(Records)

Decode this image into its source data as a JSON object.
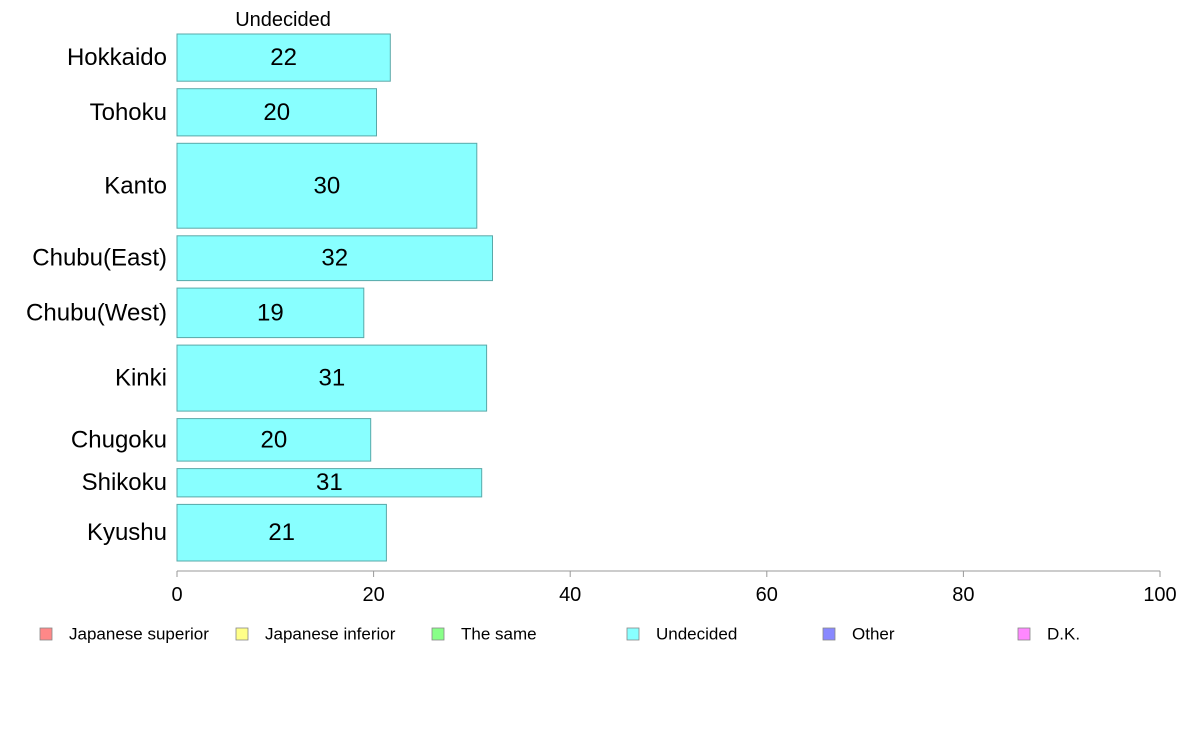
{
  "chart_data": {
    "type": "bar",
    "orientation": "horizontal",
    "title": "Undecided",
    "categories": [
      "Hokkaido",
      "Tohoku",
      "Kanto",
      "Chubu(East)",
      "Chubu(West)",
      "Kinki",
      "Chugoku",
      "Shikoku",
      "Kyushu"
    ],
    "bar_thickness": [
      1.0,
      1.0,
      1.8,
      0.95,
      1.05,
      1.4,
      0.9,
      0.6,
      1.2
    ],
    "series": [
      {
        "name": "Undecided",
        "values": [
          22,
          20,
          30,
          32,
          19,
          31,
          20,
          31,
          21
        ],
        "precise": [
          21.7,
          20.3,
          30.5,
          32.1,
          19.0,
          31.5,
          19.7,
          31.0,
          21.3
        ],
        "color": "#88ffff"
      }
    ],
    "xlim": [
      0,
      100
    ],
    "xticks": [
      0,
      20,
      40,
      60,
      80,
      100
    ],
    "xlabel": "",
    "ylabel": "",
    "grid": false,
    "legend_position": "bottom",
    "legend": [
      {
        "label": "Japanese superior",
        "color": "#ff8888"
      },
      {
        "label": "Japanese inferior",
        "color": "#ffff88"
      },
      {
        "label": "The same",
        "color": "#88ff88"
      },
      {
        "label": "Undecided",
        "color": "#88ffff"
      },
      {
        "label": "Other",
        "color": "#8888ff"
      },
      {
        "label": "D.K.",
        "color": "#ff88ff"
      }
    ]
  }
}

# WHAT TO PRODUCE:
Among the lines of the listing, how many hold the string "Undecided"? Respond with only the number.

# COMPLETE ANSWER:
3